→ **Exercise directions**
Output the material exactly, but drop every image it holds.

→ **Saved data entries**
● ● ●
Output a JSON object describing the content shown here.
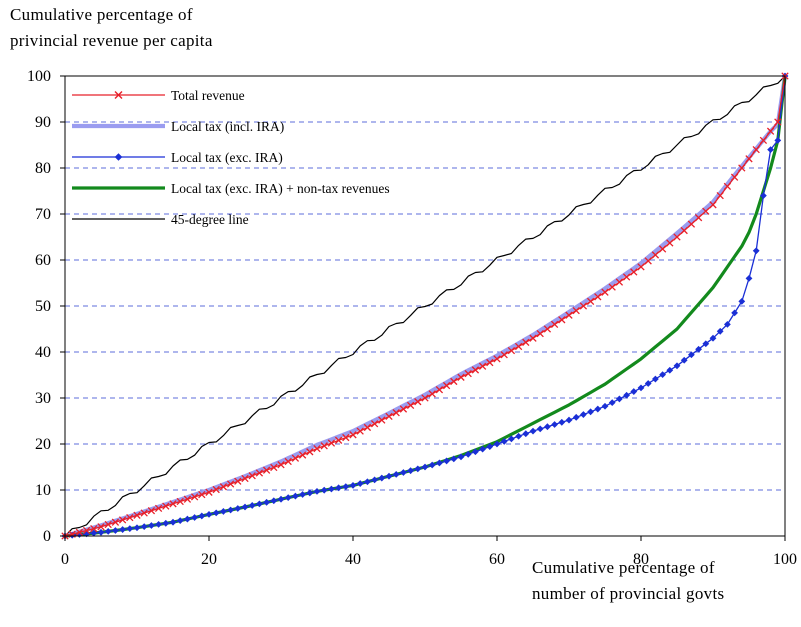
{
  "chart_data": {
    "type": "line",
    "ylabel_lines": [
      "Cumulative percentage of",
      "privincial revenue per capita"
    ],
    "xlabel_lines": [
      "Cumulative percentage of",
      "number of provincial govts"
    ],
    "xlim": [
      0,
      100
    ],
    "ylim": [
      0,
      100
    ],
    "x_ticks": [
      0,
      20,
      40,
      60,
      80,
      100
    ],
    "y_ticks": [
      0,
      10,
      20,
      30,
      40,
      50,
      60,
      70,
      80,
      90,
      100
    ],
    "grid": "horizontal dashed",
    "legend_position": "top-left",
    "series": [
      {
        "name": "Total revenue",
        "color": "#e8202a",
        "marker": "x",
        "x": [
          0,
          5,
          10,
          15,
          20,
          25,
          30,
          35,
          40,
          45,
          50,
          55,
          60,
          65,
          70,
          75,
          80,
          85,
          90,
          92,
          94,
          95,
          96,
          97,
          98,
          99,
          100
        ],
        "y": [
          0,
          2,
          4.5,
          7,
          9.5,
          12.5,
          15.5,
          19,
          22,
          26,
          30,
          34.5,
          38.5,
          43,
          48,
          53,
          58.5,
          65,
          72,
          76,
          80,
          82,
          84,
          86,
          88,
          90,
          100
        ]
      },
      {
        "name": "Local tax (incl. IRA)",
        "color": "#9a9cf0",
        "marker": "none",
        "x": [
          0,
          5,
          10,
          15,
          20,
          25,
          30,
          35,
          40,
          45,
          50,
          55,
          60,
          65,
          70,
          75,
          80,
          85,
          90,
          92,
          94,
          95,
          96,
          97,
          98,
          99,
          100
        ],
        "y": [
          0,
          2.3,
          4.8,
          7.4,
          10,
          13,
          16.2,
          19.8,
          22.8,
          26.7,
          30.7,
          35.2,
          39.2,
          43.7,
          48.7,
          53.8,
          59.3,
          65.8,
          72.6,
          76.5,
          80.4,
          82.3,
          84.2,
          86.1,
          88,
          89.5,
          100
        ]
      },
      {
        "name": "Local tax (exc. IRA)",
        "color": "#1a2fd6",
        "marker": "diamond",
        "x": [
          0,
          5,
          10,
          15,
          20,
          25,
          30,
          35,
          40,
          45,
          50,
          55,
          60,
          65,
          70,
          75,
          80,
          85,
          90,
          92,
          94,
          95,
          96,
          97,
          98,
          99,
          100
        ],
        "y": [
          0,
          0.8,
          1.8,
          3,
          4.7,
          6.3,
          8,
          9.7,
          11,
          13,
          15,
          17.2,
          20,
          22.8,
          25.2,
          28.2,
          32.2,
          37,
          43,
          46,
          51,
          56,
          62,
          74,
          84,
          86,
          100
        ]
      },
      {
        "name": "Local tax (exc. IRA) + non-tax revenues",
        "color": "#138a1d",
        "marker": "none",
        "x": [
          0,
          5,
          10,
          15,
          20,
          25,
          30,
          35,
          40,
          45,
          50,
          55,
          60,
          65,
          70,
          75,
          80,
          85,
          90,
          92,
          94,
          95,
          96,
          97,
          98,
          99,
          100
        ],
        "y": [
          0,
          0.8,
          1.8,
          3,
          4.7,
          6.3,
          8,
          9.7,
          11,
          13,
          15,
          17.5,
          20.5,
          24.5,
          28.5,
          33,
          38.5,
          45,
          54,
          58.5,
          63,
          66,
          70,
          75,
          80,
          86,
          100
        ]
      },
      {
        "name": "45-degree line",
        "color": "#000000",
        "marker": "none",
        "x": [
          0,
          100
        ],
        "y": [
          0,
          100
        ]
      }
    ]
  }
}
● ● ●
→ **Solution to this problem**
Output a JSON object describing the content shown here.
{
  "chart_data": {
    "type": "line",
    "ylabel_lines": [
      "Cumulative percentage of",
      "privincial revenue per capita"
    ],
    "xlabel_lines": [
      "Cumulative percentage of",
      "number of provincial govts"
    ],
    "xlim": [
      0,
      100
    ],
    "ylim": [
      0,
      100
    ],
    "x_ticks": [
      0,
      20,
      40,
      60,
      80,
      100
    ],
    "y_ticks": [
      0,
      10,
      20,
      30,
      40,
      50,
      60,
      70,
      80,
      90,
      100
    ],
    "grid": "horizontal dashed",
    "legend_position": "top-left",
    "series": [
      {
        "name": "Total revenue",
        "color": "#e8202a",
        "marker": "x",
        "x": [
          0,
          5,
          10,
          15,
          20,
          25,
          30,
          35,
          40,
          45,
          50,
          55,
          60,
          65,
          70,
          75,
          80,
          85,
          90,
          92,
          94,
          95,
          96,
          97,
          98,
          99,
          100
        ],
        "y": [
          0,
          2,
          4.5,
          7,
          9.5,
          12.5,
          15.5,
          19,
          22,
          26,
          30,
          34.5,
          38.5,
          43,
          48,
          53,
          58.5,
          65,
          72,
          76,
          80,
          82,
          84,
          86,
          88,
          90,
          100
        ]
      },
      {
        "name": "Local tax (incl. IRA)",
        "color": "#9a9cf0",
        "marker": "none",
        "x": [
          0,
          5,
          10,
          15,
          20,
          25,
          30,
          35,
          40,
          45,
          50,
          55,
          60,
          65,
          70,
          75,
          80,
          85,
          90,
          92,
          94,
          95,
          96,
          97,
          98,
          99,
          100
        ],
        "y": [
          0,
          2.3,
          4.8,
          7.4,
          10,
          13,
          16.2,
          19.8,
          22.8,
          26.7,
          30.7,
          35.2,
          39.2,
          43.7,
          48.7,
          53.8,
          59.3,
          65.8,
          72.6,
          76.5,
          80.4,
          82.3,
          84.2,
          86.1,
          88,
          89.5,
          100
        ]
      },
      {
        "name": "Local tax (exc. IRA)",
        "color": "#1a2fd6",
        "marker": "diamond",
        "x": [
          0,
          5,
          10,
          15,
          20,
          25,
          30,
          35,
          40,
          45,
          50,
          55,
          60,
          65,
          70,
          75,
          80,
          85,
          90,
          92,
          94,
          95,
          96,
          97,
          98,
          99,
          100
        ],
        "y": [
          0,
          0.8,
          1.8,
          3,
          4.7,
          6.3,
          8,
          9.7,
          11,
          13,
          15,
          17.2,
          20,
          22.8,
          25.2,
          28.2,
          32.2,
          37,
          43,
          46,
          51,
          56,
          62,
          74,
          84,
          86,
          100
        ]
      },
      {
        "name": "Local tax (exc. IRA) + non-tax revenues",
        "color": "#138a1d",
        "marker": "none",
        "x": [
          0,
          5,
          10,
          15,
          20,
          25,
          30,
          35,
          40,
          45,
          50,
          55,
          60,
          65,
          70,
          75,
          80,
          85,
          90,
          92,
          94,
          95,
          96,
          97,
          98,
          99,
          100
        ],
        "y": [
          0,
          0.8,
          1.8,
          3,
          4.7,
          6.3,
          8,
          9.7,
          11,
          13,
          15,
          17.5,
          20.5,
          24.5,
          28.5,
          33,
          38.5,
          45,
          54,
          58.5,
          63,
          66,
          70,
          75,
          80,
          86,
          100
        ]
      },
      {
        "name": "45-degree line",
        "color": "#000000",
        "marker": "none",
        "x": [
          0,
          100
        ],
        "y": [
          0,
          100
        ]
      }
    ]
  }
}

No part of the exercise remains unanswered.